═════ Data in this exercise

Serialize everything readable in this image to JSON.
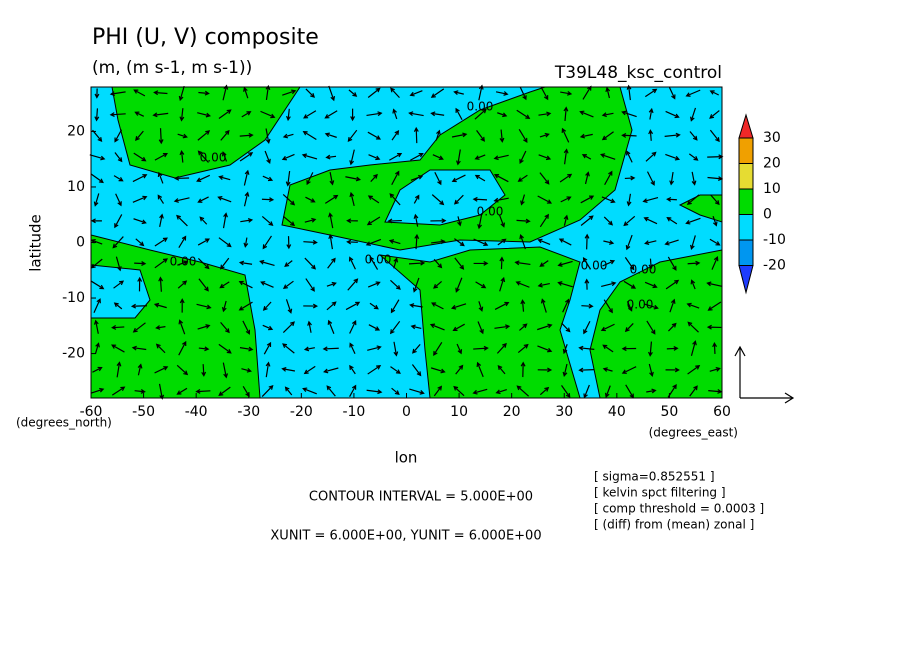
{
  "chart_data": {
    "type": "contour",
    "title": "PHI (U, V) composite",
    "subtitle": "(m, (m s-1, m s-1))",
    "experiment": "T39L48_ksc_control",
    "x_label": "lon",
    "y_label": "latitude",
    "x_unit_label": "(degrees_east)",
    "y_unit_label": "(degrees_north)",
    "xlim": [
      -60,
      60
    ],
    "xticks": [
      -60,
      -50,
      -40,
      -30,
      -20,
      -10,
      0,
      10,
      20,
      30,
      40,
      50,
      60
    ],
    "ylim": [
      -28,
      28
    ],
    "yticks": [
      -20,
      -10,
      0,
      10,
      20
    ],
    "colorbar": {
      "levels": [
        -20,
        -10,
        0,
        10,
        20,
        30
      ],
      "colors": [
        "#1e3cff",
        "#0096f0",
        "#00dcff",
        "#00dc00",
        "#e6dc32",
        "#f0a000",
        "#f02828"
      ]
    },
    "contour_labels": [
      "0.00",
      "0.00",
      "0.00",
      "0.00",
      "0.00",
      "0.00",
      "0.00",
      "0.00"
    ],
    "notes": [
      "CONTOUR INTERVAL = 5.000E+00",
      "XUNIT = 6.000E+00, YUNIT = 6.000E+00"
    ],
    "info": [
      "[ sigma=0.852551 ]",
      "[ kelvin spct filtering ]",
      "[ comp threshold = 0.0003 ]",
      "[ (diff) from (mean) zonal ]"
    ]
  }
}
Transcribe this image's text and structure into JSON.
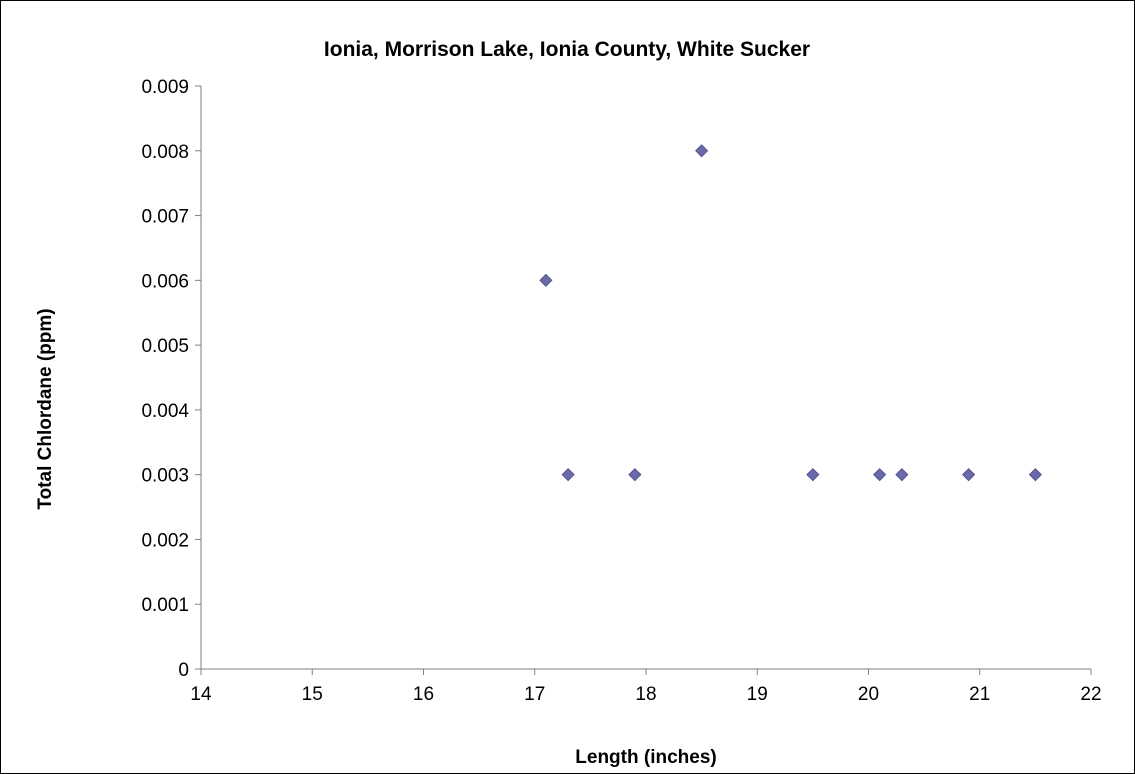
{
  "chart_data": {
    "type": "scatter",
    "title": "Ionia, Morrison Lake, Ionia County, White Sucker",
    "xlabel": "Length (inches)",
    "ylabel": "Total Chlordane (ppm)",
    "xlim": [
      14,
      22
    ],
    "ylim": [
      0,
      0.009
    ],
    "x_ticks": [
      14,
      15,
      16,
      17,
      18,
      19,
      20,
      21,
      22
    ],
    "y_ticks": [
      0,
      0.001,
      0.002,
      0.003,
      0.004,
      0.005,
      0.006,
      0.007,
      0.008,
      0.009
    ],
    "x_tick_labels": [
      "14",
      "15",
      "16",
      "17",
      "18",
      "19",
      "20",
      "21",
      "22"
    ],
    "y_tick_labels": [
      "0",
      "0.001",
      "0.002",
      "0.003",
      "0.004",
      "0.005",
      "0.006",
      "0.007",
      "0.008",
      "0.009"
    ],
    "grid": false,
    "legend": "none",
    "marker": "diamond",
    "marker_color": "#6A6AA8",
    "series": [
      {
        "x": [
          17.1,
          17.3,
          17.9,
          18.5,
          19.5,
          20.1,
          20.3,
          20.9,
          21.5
        ],
        "y": [
          0.006,
          0.003,
          0.003,
          0.008,
          0.003,
          0.003,
          0.003,
          0.003,
          0.003
        ]
      }
    ]
  }
}
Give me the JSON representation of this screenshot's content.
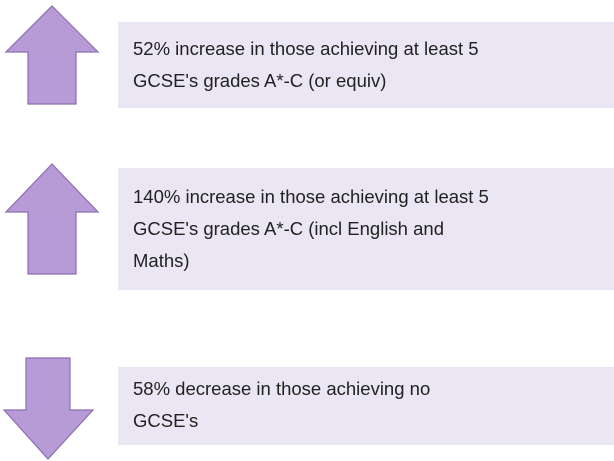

══════════

**Set problem**
Locate the string "JSON" in the listing above and copy every line where it occurs.

**Expected output**
Serialize everything readable in this image to JSON.
Transcribe this image's text and structure into JSON.
Give me the JSON representation of this screenshot's content.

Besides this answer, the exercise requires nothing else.